(Figure contents as structured data)
..............................

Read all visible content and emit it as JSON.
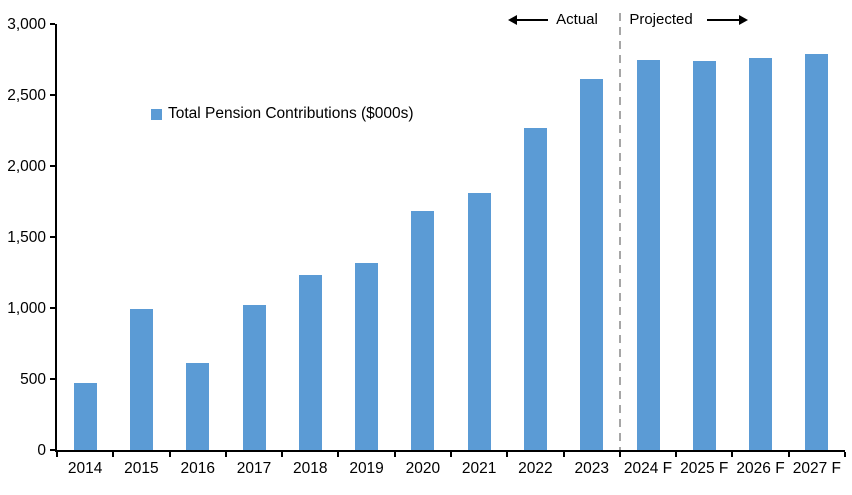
{
  "chart_data": {
    "type": "bar",
    "categories": [
      "2014",
      "2015",
      "2016",
      "2017",
      "2018",
      "2019",
      "2020",
      "2021",
      "2022",
      "2023",
      "2024 F",
      "2025 F",
      "2026 F",
      "2027 F"
    ],
    "values": [
      470,
      990,
      610,
      1020,
      1230,
      1320,
      1680,
      1810,
      2270,
      2610,
      2750,
      2740,
      2760,
      2790
    ],
    "series_name": "Total Pension Contributions ($000s)",
    "title": "",
    "xlabel": "",
    "ylabel": "",
    "ylim": [
      0,
      3000
    ],
    "ytick_step": 500,
    "ytick_labels": [
      "0",
      "500",
      "1,000",
      "1,500",
      "2,000",
      "2,500",
      "3,000"
    ],
    "grid": false,
    "legend_position": "inside-upper-left",
    "annotations": {
      "actual_label": "Actual",
      "projected_label": "Projected",
      "divider_after_category": "2023"
    },
    "colors": {
      "bar": "#5B9BD5",
      "divider": "#A6A6A6",
      "axis": "#000000",
      "text": "#000000",
      "background": "#FFFFFF"
    }
  }
}
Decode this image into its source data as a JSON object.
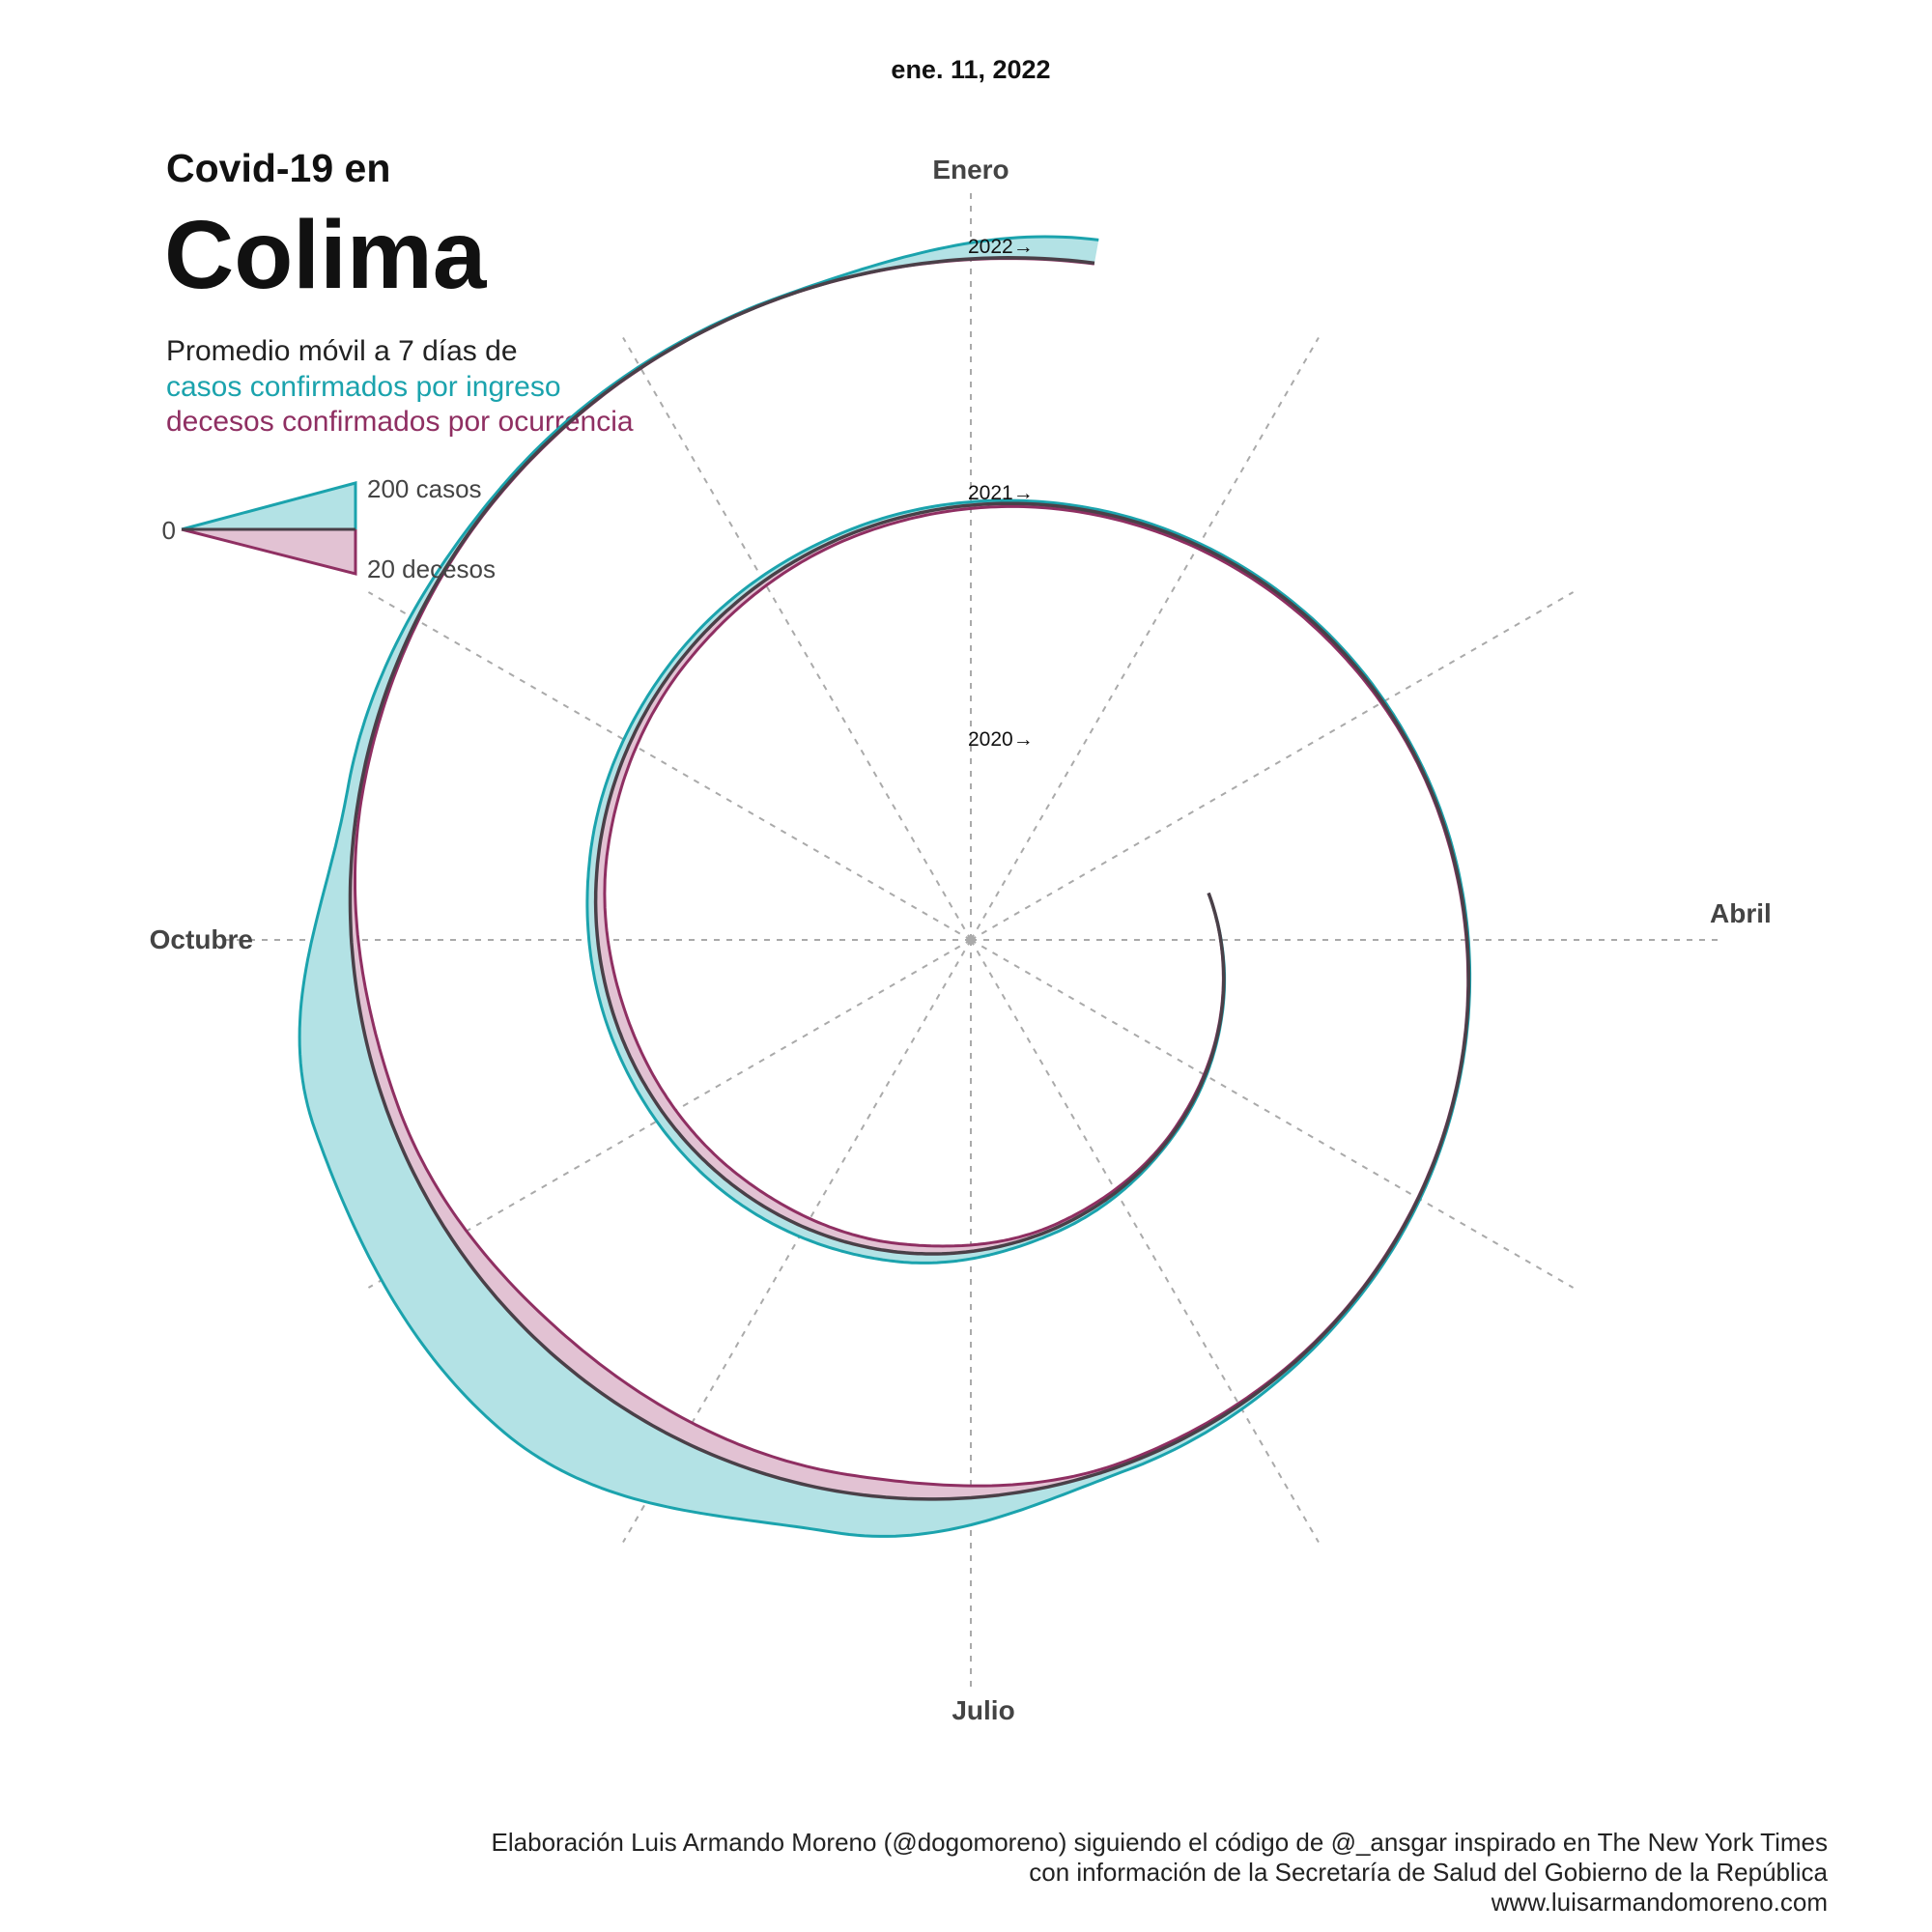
{
  "header": {
    "date": "ene. 11, 2022",
    "subtitle": "Covid-19 en",
    "title": "Colima",
    "desc_line1": "Promedio móvil a 7 días de",
    "desc_cases": "casos confirmados por ingreso",
    "desc_deaths": "decesos confirmados por ocurrencia"
  },
  "legend": {
    "zero": "0",
    "cases": "200 casos",
    "deaths": "20 decesos"
  },
  "colors": {
    "cases": "#1ba3ad",
    "cases_fill": "#b3e2e5",
    "deaths": "#8f2f62",
    "deaths_fill": "#e2c2d3",
    "baseline": "#4a4048",
    "grid": "#aaaaaa"
  },
  "credits": {
    "line1": "Elaboración Luis Armando Moreno (@dogomoreno) siguiendo el código de @_ansgar inspirado en The New York Times",
    "line2": "con información de la Secretaría de Salud del Gobierno de la República",
    "line3": "www.luisarmandomoreno.com"
  },
  "chart_data": {
    "type": "area",
    "layout": "spiral",
    "months": [
      "Enero",
      "Abril",
      "Julio",
      "Octubre"
    ],
    "year_labels": [
      "2020→",
      "2021→",
      "2022→"
    ],
    "scale": {
      "cases_ref": 200,
      "deaths_ref": 20
    },
    "x": [
      "2020-03-21",
      "2020-04-15",
      "2020-05-15",
      "2020-06-15",
      "2020-07-15",
      "2020-08-15",
      "2020-09-15",
      "2020-10-15",
      "2020-11-15",
      "2020-12-15",
      "2021-01-15",
      "2021-02-15",
      "2021-03-15",
      "2021-04-15",
      "2021-05-15",
      "2021-06-15",
      "2021-07-15",
      "2021-08-15",
      "2021-09-15",
      "2021-10-15",
      "2021-11-15",
      "2021-12-15",
      "2022-01-11"
    ],
    "series": [
      {
        "name": "casos confirmados por ingreso",
        "values": [
          0,
          3,
          6,
          15,
          35,
          40,
          34,
          30,
          22,
          15,
          10,
          8,
          6,
          4,
          8,
          22,
          150,
          330,
          270,
          45,
          10,
          4,
          85
        ]
      },
      {
        "name": "decesos confirmados por ocurrencia",
        "values": [
          0,
          0.2,
          0.6,
          1.3,
          3.2,
          4.3,
          4.6,
          3.2,
          2.4,
          1.4,
          1.1,
          1,
          0.4,
          0.2,
          0.3,
          1.1,
          6.8,
          8.5,
          4.5,
          1.1,
          0.3,
          0.1,
          0.3
        ]
      }
    ]
  }
}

..............................

• YOUR GOAL: All lines above containing the string "ingreso" are to be collected.

• THE OUTPUT:
    "desc_cases": "casos confirmados por ingreso",
        "name": "casos confirmados por ingreso",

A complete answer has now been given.